Draw out every line with the word "comes" from the listing below.

....................

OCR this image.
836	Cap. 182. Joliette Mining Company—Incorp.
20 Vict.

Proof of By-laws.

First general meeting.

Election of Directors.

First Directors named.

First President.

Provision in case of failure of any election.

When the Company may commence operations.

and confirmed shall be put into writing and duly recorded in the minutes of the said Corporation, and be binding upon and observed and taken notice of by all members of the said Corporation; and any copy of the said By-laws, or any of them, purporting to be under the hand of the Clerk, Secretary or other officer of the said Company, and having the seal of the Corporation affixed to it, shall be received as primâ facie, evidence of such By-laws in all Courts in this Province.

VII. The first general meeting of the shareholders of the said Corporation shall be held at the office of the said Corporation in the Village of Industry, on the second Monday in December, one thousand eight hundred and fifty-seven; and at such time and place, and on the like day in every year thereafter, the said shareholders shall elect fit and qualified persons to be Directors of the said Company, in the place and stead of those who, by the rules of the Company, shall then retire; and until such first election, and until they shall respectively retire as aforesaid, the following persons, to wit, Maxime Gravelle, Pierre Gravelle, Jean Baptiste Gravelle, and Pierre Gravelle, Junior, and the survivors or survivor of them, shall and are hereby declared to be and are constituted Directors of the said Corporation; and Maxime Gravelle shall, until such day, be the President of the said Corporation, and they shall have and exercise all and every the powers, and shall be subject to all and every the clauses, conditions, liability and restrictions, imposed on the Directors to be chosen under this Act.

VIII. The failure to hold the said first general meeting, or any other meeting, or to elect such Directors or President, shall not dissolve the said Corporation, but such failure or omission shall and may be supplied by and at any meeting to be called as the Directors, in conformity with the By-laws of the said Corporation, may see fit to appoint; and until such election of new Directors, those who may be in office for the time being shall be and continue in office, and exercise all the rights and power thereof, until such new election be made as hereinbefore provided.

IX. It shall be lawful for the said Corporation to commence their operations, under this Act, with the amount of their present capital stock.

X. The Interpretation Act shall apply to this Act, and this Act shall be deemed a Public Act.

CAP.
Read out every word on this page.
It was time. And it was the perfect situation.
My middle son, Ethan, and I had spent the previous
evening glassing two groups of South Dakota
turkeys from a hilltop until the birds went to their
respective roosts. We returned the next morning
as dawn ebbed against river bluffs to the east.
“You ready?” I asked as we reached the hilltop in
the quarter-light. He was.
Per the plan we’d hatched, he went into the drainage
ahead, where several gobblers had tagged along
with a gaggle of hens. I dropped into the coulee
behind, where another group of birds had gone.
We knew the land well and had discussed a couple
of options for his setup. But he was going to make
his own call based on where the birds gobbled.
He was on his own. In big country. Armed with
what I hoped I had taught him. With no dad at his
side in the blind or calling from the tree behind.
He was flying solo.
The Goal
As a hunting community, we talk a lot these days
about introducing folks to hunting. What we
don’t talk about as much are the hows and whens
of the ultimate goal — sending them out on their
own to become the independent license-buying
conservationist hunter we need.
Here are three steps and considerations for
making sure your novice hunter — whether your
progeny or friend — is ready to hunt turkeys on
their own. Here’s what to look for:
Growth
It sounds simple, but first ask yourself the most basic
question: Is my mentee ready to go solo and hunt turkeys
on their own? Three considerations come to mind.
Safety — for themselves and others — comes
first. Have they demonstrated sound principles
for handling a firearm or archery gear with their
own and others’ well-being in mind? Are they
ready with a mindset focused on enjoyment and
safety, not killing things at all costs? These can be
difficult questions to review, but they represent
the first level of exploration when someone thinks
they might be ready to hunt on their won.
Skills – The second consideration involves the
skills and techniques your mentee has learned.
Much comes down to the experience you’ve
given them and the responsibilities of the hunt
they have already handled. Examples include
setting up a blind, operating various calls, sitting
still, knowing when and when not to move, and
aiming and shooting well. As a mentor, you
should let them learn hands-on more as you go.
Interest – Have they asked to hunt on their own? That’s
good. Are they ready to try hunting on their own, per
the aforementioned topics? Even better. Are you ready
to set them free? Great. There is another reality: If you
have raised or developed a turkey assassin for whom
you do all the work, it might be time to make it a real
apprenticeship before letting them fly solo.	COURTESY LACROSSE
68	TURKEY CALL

....................

Exercise output >>
Safety — for themselves and others — comes
Much comes down to the experience you’ve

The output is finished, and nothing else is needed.